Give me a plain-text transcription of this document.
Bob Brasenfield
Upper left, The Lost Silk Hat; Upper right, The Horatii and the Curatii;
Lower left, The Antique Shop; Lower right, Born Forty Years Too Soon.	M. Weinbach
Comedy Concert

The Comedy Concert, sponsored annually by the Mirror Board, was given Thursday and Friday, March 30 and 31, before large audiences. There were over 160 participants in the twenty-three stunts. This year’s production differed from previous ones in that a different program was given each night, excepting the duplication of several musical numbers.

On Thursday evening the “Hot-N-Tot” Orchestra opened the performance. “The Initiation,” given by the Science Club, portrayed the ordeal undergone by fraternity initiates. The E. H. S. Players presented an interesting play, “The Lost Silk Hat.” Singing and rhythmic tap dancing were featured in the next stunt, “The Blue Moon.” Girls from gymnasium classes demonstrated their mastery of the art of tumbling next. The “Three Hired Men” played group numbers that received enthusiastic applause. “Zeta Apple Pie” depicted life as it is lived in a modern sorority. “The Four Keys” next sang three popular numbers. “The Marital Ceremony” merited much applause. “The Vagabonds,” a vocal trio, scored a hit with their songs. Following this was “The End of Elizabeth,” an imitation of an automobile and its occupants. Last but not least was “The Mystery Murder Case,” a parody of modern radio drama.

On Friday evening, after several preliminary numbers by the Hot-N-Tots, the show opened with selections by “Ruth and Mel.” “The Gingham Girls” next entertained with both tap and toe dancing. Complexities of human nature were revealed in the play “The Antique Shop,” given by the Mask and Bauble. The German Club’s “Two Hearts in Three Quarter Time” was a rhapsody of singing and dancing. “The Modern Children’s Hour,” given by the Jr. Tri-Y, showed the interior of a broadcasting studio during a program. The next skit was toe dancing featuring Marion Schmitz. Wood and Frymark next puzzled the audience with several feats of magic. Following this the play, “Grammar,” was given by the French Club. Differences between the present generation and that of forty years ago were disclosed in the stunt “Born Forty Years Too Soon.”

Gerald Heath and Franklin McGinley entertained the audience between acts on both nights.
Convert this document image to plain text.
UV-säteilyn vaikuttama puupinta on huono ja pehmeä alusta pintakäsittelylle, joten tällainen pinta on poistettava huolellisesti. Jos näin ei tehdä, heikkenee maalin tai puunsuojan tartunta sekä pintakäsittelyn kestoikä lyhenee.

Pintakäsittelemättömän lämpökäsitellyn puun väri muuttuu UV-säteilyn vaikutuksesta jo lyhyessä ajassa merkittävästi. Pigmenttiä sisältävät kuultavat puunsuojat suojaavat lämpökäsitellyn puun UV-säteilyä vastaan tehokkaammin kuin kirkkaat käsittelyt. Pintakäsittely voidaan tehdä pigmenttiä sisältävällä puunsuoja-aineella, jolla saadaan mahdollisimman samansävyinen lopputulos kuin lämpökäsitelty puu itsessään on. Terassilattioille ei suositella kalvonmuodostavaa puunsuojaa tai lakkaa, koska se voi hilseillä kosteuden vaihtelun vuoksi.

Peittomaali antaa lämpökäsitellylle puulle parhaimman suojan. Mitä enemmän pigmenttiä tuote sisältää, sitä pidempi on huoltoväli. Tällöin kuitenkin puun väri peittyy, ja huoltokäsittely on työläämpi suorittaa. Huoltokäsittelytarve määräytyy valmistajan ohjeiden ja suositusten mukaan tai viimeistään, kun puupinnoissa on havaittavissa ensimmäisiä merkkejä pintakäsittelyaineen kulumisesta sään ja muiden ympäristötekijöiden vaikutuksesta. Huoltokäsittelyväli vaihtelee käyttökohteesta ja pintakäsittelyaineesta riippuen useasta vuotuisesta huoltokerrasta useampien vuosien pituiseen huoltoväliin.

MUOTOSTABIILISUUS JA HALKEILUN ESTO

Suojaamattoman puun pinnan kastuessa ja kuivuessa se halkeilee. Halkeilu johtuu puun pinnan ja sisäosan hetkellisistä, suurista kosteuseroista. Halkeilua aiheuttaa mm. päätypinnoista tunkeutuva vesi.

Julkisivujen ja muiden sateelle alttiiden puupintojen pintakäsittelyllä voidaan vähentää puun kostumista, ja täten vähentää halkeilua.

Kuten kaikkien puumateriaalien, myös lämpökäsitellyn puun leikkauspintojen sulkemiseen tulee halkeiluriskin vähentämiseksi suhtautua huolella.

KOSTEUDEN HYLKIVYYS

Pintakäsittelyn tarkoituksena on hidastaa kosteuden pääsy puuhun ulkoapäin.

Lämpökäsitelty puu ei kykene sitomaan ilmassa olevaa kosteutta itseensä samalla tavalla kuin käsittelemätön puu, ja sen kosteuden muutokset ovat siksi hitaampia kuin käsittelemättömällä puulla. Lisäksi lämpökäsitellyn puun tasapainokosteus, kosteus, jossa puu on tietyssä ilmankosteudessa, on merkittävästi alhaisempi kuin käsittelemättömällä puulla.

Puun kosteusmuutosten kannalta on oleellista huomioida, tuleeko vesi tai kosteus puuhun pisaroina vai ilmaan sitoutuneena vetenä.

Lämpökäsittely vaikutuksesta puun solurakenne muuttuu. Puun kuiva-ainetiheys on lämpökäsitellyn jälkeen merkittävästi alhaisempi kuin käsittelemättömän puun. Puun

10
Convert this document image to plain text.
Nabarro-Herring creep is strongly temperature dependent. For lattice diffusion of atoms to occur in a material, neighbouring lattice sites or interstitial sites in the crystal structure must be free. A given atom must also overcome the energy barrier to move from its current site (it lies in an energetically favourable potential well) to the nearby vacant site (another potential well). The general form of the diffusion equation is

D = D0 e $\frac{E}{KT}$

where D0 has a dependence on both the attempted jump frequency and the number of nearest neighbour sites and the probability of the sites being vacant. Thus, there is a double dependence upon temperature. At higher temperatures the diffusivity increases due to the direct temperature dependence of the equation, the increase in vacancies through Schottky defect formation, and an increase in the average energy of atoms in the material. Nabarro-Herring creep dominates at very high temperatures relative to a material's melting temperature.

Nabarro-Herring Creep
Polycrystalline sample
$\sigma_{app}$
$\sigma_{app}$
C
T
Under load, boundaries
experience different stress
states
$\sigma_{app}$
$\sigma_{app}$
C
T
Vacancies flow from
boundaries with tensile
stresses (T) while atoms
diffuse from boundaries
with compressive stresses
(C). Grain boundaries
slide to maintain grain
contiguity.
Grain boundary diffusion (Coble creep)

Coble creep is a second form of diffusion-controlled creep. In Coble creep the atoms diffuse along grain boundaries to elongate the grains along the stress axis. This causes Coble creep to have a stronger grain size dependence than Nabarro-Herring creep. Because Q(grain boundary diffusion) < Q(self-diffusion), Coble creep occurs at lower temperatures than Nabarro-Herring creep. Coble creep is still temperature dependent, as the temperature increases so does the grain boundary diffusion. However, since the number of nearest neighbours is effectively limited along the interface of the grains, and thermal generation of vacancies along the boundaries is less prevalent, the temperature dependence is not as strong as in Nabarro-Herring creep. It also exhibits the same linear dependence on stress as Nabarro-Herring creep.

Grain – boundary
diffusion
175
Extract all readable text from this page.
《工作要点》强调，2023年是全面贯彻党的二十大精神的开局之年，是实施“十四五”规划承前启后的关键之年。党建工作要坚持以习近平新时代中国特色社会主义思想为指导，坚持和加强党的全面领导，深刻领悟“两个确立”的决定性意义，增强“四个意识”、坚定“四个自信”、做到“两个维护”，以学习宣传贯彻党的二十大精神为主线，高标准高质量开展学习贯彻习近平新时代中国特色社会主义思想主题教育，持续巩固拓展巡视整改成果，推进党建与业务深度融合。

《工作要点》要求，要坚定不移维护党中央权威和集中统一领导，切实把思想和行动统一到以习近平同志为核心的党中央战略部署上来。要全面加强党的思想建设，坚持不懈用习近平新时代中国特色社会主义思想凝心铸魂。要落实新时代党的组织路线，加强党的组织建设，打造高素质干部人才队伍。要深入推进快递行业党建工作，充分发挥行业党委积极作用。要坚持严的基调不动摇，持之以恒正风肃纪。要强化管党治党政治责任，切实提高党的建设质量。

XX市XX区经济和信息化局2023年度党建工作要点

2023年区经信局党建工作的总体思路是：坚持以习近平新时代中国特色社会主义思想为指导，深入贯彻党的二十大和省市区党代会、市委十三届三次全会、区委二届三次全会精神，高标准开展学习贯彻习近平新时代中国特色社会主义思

■ ■ ■

[What needs to be done]: Work out how many lines in the entries hold the string "left". Your answer should consist solely of that number.

[Solved problem]: 2